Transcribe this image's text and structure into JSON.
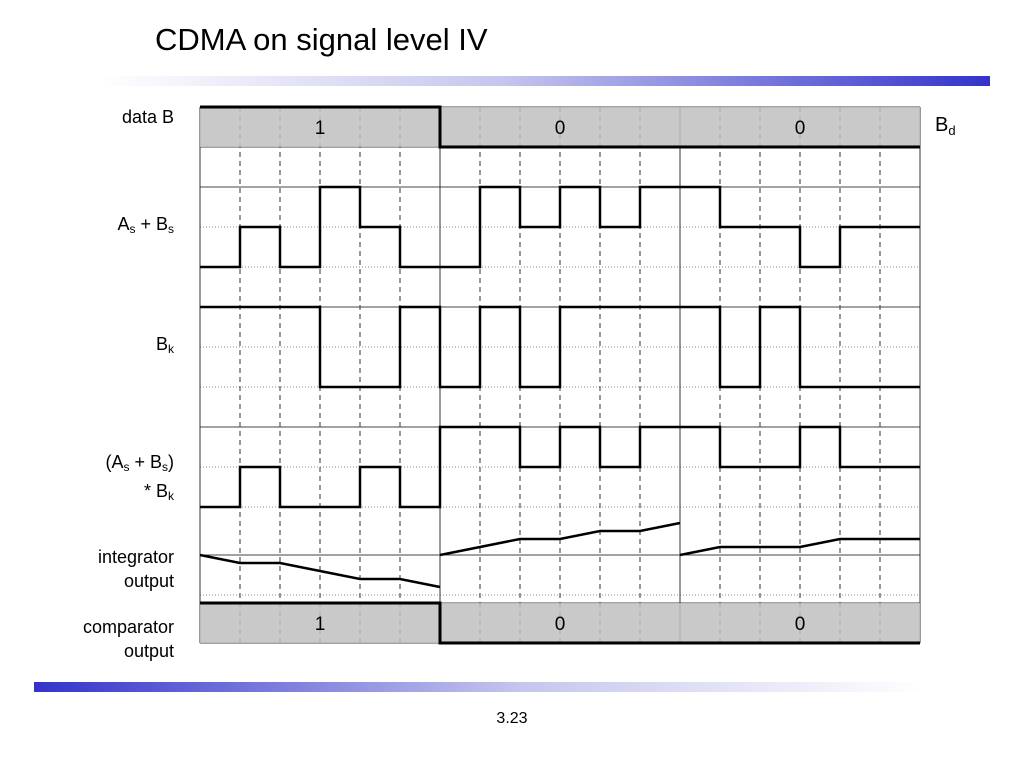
{
  "slide": {
    "title": "CDMA on signal level IV",
    "page_number": "3.23"
  },
  "labels": {
    "data_b": "data B",
    "as_bs_main": "A",
    "as_bs_sub1": "s",
    "as_bs_mid": " + B",
    "as_bs_sub2": "s",
    "bk_main": "B",
    "bk_sub": "k",
    "prod_l1_a": "(A",
    "prod_l1_s1": "s",
    "prod_l1_b": " + B",
    "prod_l1_s2": "s",
    "prod_l1_c": ")",
    "prod_l2_a": "* B",
    "prod_l2_s": "k",
    "integrator_l1": "integrator",
    "integrator_l2": "output",
    "comparator_l1": "comparator",
    "comparator_l2": "output",
    "bd_main": "B",
    "bd_sub": "d"
  },
  "diagram": {
    "bits": [
      "1",
      "0",
      "0"
    ],
    "comparator_bits": [
      "1",
      "0",
      "0"
    ],
    "chips_per_bit": 6,
    "data_signal": [
      1,
      0,
      0
    ],
    "sum_signal": [
      -1,
      0,
      -1,
      1,
      0,
      -1,
      -1,
      1,
      0,
      1,
      0,
      1,
      1,
      0,
      0,
      -1,
      0,
      0
    ],
    "code_signal": [
      1,
      1,
      1,
      -1,
      -1,
      1,
      -1,
      1,
      -1,
      1,
      1,
      1,
      1,
      -1,
      1,
      -1,
      -1,
      -1
    ],
    "product_signal": [
      -1,
      0,
      -1,
      -1,
      0,
      -1,
      1,
      1,
      0,
      1,
      0,
      1,
      1,
      0,
      0,
      1,
      0,
      0
    ],
    "colors": {
      "bit_fill": "#bfbfbf",
      "line": "#000000",
      "grid": "#888888",
      "accent": "#3333cc"
    }
  }
}
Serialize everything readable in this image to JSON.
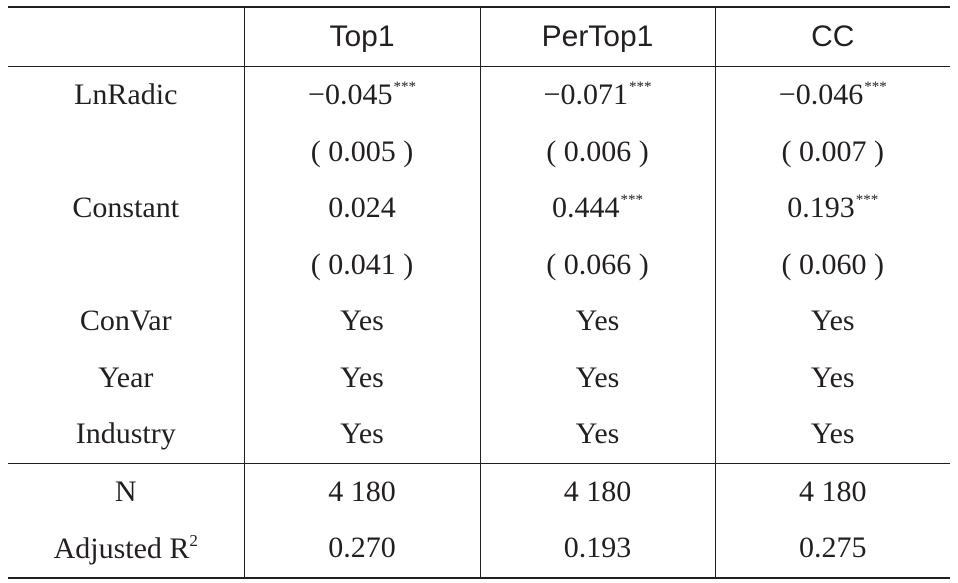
{
  "table": {
    "headers": [
      "",
      "Top1",
      "PerTop1",
      "CC"
    ],
    "rows": [
      {
        "label": "LnRadic",
        "cells": [
          {
            "value": "0.045",
            "neg": true,
            "sig": "***"
          },
          {
            "value": "0.071",
            "neg": true,
            "sig": "***"
          },
          {
            "value": "0.046",
            "neg": true,
            "sig": "***"
          }
        ]
      },
      {
        "label": "",
        "cells": [
          {
            "value": "( 0.005 )"
          },
          {
            "value": "( 0.006 )"
          },
          {
            "value": "( 0.007 )"
          }
        ]
      },
      {
        "label": "Constant",
        "cells": [
          {
            "value": "0.024"
          },
          {
            "value": "0.444",
            "sig": "***"
          },
          {
            "value": "0.193",
            "sig": "***"
          }
        ]
      },
      {
        "label": "",
        "cells": [
          {
            "value": "( 0.041 )"
          },
          {
            "value": "( 0.066 )"
          },
          {
            "value": "( 0.060 )"
          }
        ]
      },
      {
        "label": "ConVar",
        "cells": [
          {
            "value": "Yes"
          },
          {
            "value": "Yes"
          },
          {
            "value": "Yes"
          }
        ]
      },
      {
        "label": "Year",
        "cells": [
          {
            "value": "Yes"
          },
          {
            "value": "Yes"
          },
          {
            "value": "Yes"
          }
        ]
      },
      {
        "label": "Industry",
        "cells": [
          {
            "value": "Yes"
          },
          {
            "value": "Yes"
          },
          {
            "value": "Yes"
          }
        ]
      },
      {
        "label": "N",
        "separator_above": true,
        "cells": [
          {
            "value": "4 180"
          },
          {
            "value": "4 180"
          },
          {
            "value": "4 180"
          }
        ]
      },
      {
        "label": "Adjusted R",
        "label_sup": "2",
        "cells": [
          {
            "value": "0.270"
          },
          {
            "value": "0.193"
          },
          {
            "value": "0.275"
          }
        ]
      }
    ]
  }
}
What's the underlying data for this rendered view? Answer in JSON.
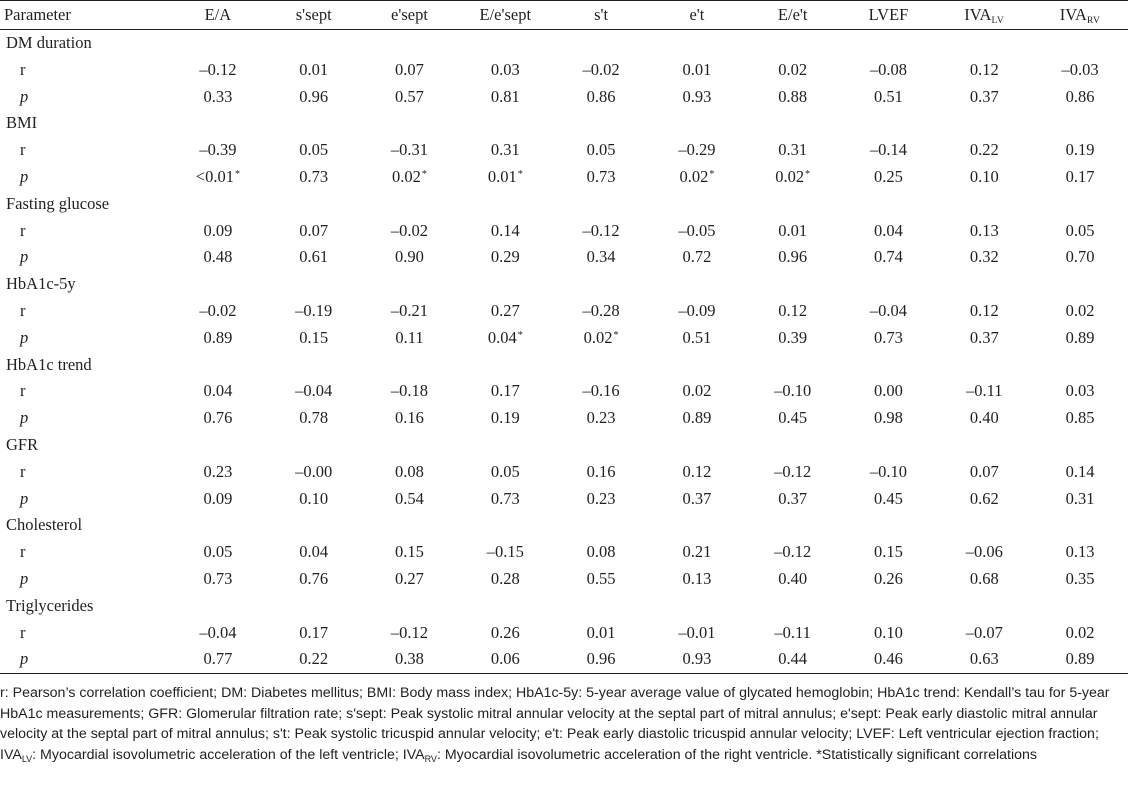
{
  "table": {
    "first_header": "Parameter",
    "columns": [
      {
        "main": "E/A",
        "sub": ""
      },
      {
        "main": "s'sept",
        "sub": ""
      },
      {
        "main": "e'sept",
        "sub": ""
      },
      {
        "main": "E/e'sept",
        "sub": ""
      },
      {
        "main": "s't",
        "sub": ""
      },
      {
        "main": "e't",
        "sub": ""
      },
      {
        "main": "E/e't",
        "sub": ""
      },
      {
        "main": "LVEF",
        "sub": ""
      },
      {
        "main": "IVA",
        "sub": "LV"
      },
      {
        "main": "IVA",
        "sub": "RV"
      }
    ],
    "groups": [
      {
        "name": "DM duration",
        "r": [
          "–0.12",
          "0.01",
          "0.07",
          "0.03",
          "–0.02",
          "0.01",
          "0.02",
          "–0.08",
          "0.12",
          "–0.03"
        ],
        "p": [
          "0.33",
          "0.96",
          "0.57",
          "0.81",
          "0.86",
          "0.93",
          "0.88",
          "0.51",
          "0.37",
          "0.86"
        ]
      },
      {
        "name": "BMI",
        "r": [
          "–0.39",
          "0.05",
          "–0.31",
          "0.31",
          "0.05",
          "–0.29",
          "0.31",
          "–0.14",
          "0.22",
          "0.19"
        ],
        "p": [
          "<0.01*",
          "0.73",
          "0.02*",
          "0.01*",
          "0.73",
          "0.02*",
          "0.02*",
          "0.25",
          "0.10",
          "0.17"
        ]
      },
      {
        "name": "Fasting glucose",
        "r": [
          "0.09",
          "0.07",
          "–0.02",
          "0.14",
          "–0.12",
          "–0.05",
          "0.01",
          "0.04",
          "0.13",
          "0.05"
        ],
        "p": [
          "0.48",
          "0.61",
          "0.90",
          "0.29",
          "0.34",
          "0.72",
          "0.96",
          "0.74",
          "0.32",
          "0.70"
        ]
      },
      {
        "name": "HbA1c-5y",
        "r": [
          "–0.02",
          "–0.19",
          "–0.21",
          "0.27",
          "–0.28",
          "–0.09",
          "0.12",
          "–0.04",
          "0.12",
          "0.02"
        ],
        "p": [
          "0.89",
          "0.15",
          "0.11",
          "0.04*",
          "0.02*",
          "0.51",
          "0.39",
          "0.73",
          "0.37",
          "0.89"
        ]
      },
      {
        "name": "HbA1c trend",
        "r": [
          "0.04",
          "–0.04",
          "–0.18",
          "0.17",
          "–0.16",
          "0.02",
          "–0.10",
          "0.00",
          "–0.11",
          "0.03"
        ],
        "p": [
          "0.76",
          "0.78",
          "0.16",
          "0.19",
          "0.23",
          "0.89",
          "0.45",
          "0.98",
          "0.40",
          "0.85"
        ]
      },
      {
        "name": "GFR",
        "r": [
          "0.23",
          "–0.00",
          "0.08",
          "0.05",
          "0.16",
          "0.12",
          "–0.12",
          "–0.10",
          "0.07",
          "0.14"
        ],
        "p": [
          "0.09",
          "0.10",
          "0.54",
          "0.73",
          "0.23",
          "0.37",
          "0.37",
          "0.45",
          "0.62",
          "0.31"
        ]
      },
      {
        "name": "Cholesterol",
        "r": [
          "0.05",
          "0.04",
          "0.15",
          "–0.15",
          "0.08",
          "0.21",
          "–0.12",
          "0.15",
          "–0.06",
          "0.13"
        ],
        "p": [
          "0.73",
          "0.76",
          "0.27",
          "0.28",
          "0.55",
          "0.13",
          "0.40",
          "0.26",
          "0.68",
          "0.35"
        ]
      },
      {
        "name": "Triglycerides",
        "r": [
          "–0.04",
          "0.17",
          "–0.12",
          "0.26",
          "0.01",
          "–0.01",
          "–0.11",
          "0.10",
          "–0.07",
          "0.02"
        ],
        "p": [
          "0.77",
          "0.22",
          "0.38",
          "0.06",
          "0.96",
          "0.93",
          "0.44",
          "0.46",
          "0.63",
          "0.89"
        ]
      }
    ],
    "row_labels": {
      "r": "r",
      "p": "p"
    }
  },
  "footnote": [
    {
      "t": "r: Pearson’s correlation coefficient; DM: Diabetes mellitus; BMI: Body mass index; HbA1c-5y: 5-year average value of glycated hemoglobin; HbA1c trend: Kendall’s tau for 5-year HbA1c measurements; GFR: Glomerular filtration rate; s'sept: Peak systolic mitral annular velocity at the septal part of mitral annulus; e'sept: Peak early diastolic mitral annular velocity at the septal part of mitral annulus; s't: Peak systolic tricuspid annular velocity; e't: Peak early diastolic tricuspid annular velocity; LVEF: Left ventricular ejection fraction; IVA"
    },
    {
      "sub": "LV"
    },
    {
      "t": ": Myocardial isovolumetric acceleration of the left ventricle; IVA"
    },
    {
      "sub": "RV"
    },
    {
      "t": ": Myocardial isovolumetric acceleration of the right ventricle. *Statistically significant correlations"
    }
  ]
}
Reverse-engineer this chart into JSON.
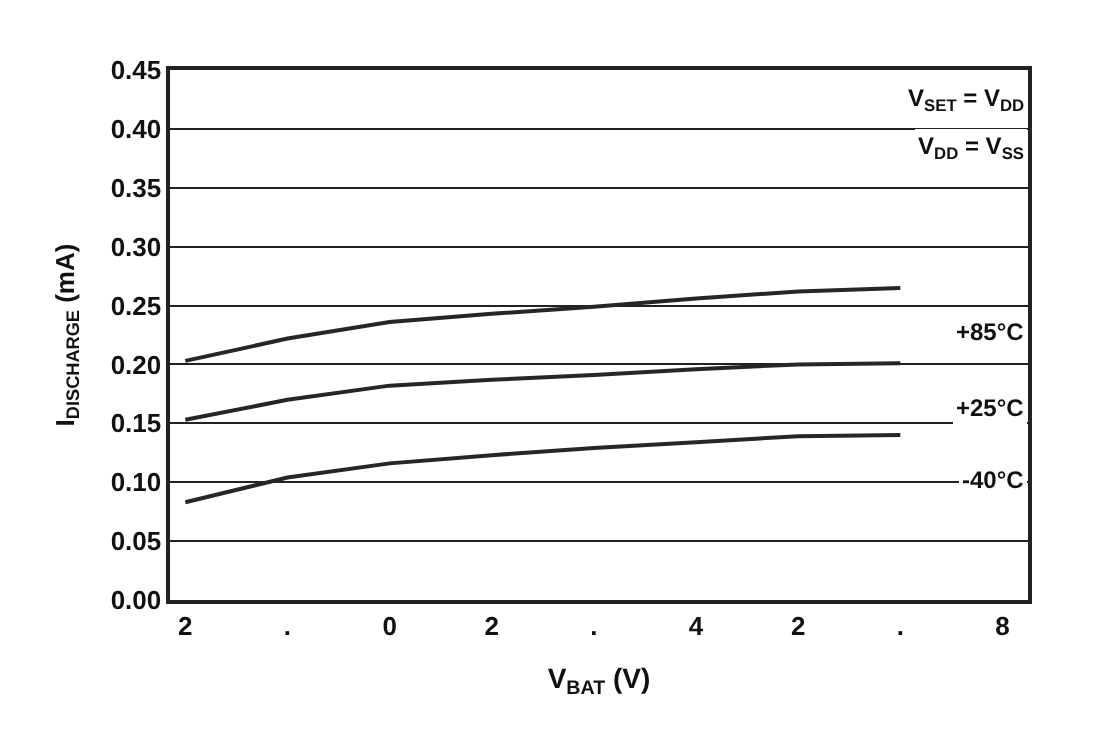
{
  "chart_data": {
    "type": "line",
    "xlabel": "V$_{BAT}$ (V)",
    "ylabel": "I$_{DISCHARGE}$ (mA)",
    "annotations": [
      "V$_{SET}$ = V$_{DD}$",
      "V$_{DD}$ = V$_{SS}$"
    ],
    "categories": [
      "2",
      ".",
      "0",
      "2",
      ".",
      "4",
      "2",
      ".",
      "8"
    ],
    "ylim": [
      0,
      0.45
    ],
    "yticks": [
      {
        "value": 0,
        "label": "0.00"
      },
      {
        "value": 0.05,
        "label": "0.05"
      },
      {
        "value": 0.1,
        "label": "0.10"
      },
      {
        "value": 0.15,
        "label": "0.15"
      },
      {
        "value": 0.2,
        "label": "0.20"
      },
      {
        "value": 0.25,
        "label": "0.25"
      },
      {
        "value": 0.3,
        "label": "0.30"
      },
      {
        "value": 0.35,
        "label": "0.35"
      },
      {
        "value": 0.4,
        "label": "0.40"
      },
      {
        "value": 0.45,
        "label": "0.45"
      }
    ],
    "grid": "y",
    "legend": false,
    "marker": "none",
    "line_style": "solid",
    "series": [
      {
        "name": "+85°C",
        "color": "#262626",
        "values": [
          0.203,
          0.222,
          0.236,
          0.243,
          0.249,
          0.256,
          0.262,
          0.265,
          null
        ]
      },
      {
        "name": "+25°C",
        "color": "#262626",
        "values": [
          0.153,
          0.17,
          0.182,
          0.187,
          0.191,
          0.196,
          0.2,
          0.201,
          null
        ]
      },
      {
        "name": "-40°C",
        "color": "#262626",
        "values": [
          0.083,
          0.104,
          0.116,
          0.123,
          0.129,
          0.134,
          0.139,
          0.14,
          null
        ]
      }
    ]
  }
}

***

» Written request: Return each line among the entries that holds the word "acceleration".

» Output of the exercise:
      "t": ": Myocardial isovolumetric acceleration of the left ventricle; IVA"
      "t": ": Myocardial isovolumetric acceleration of the right ventricle. *Statistically significant correlations"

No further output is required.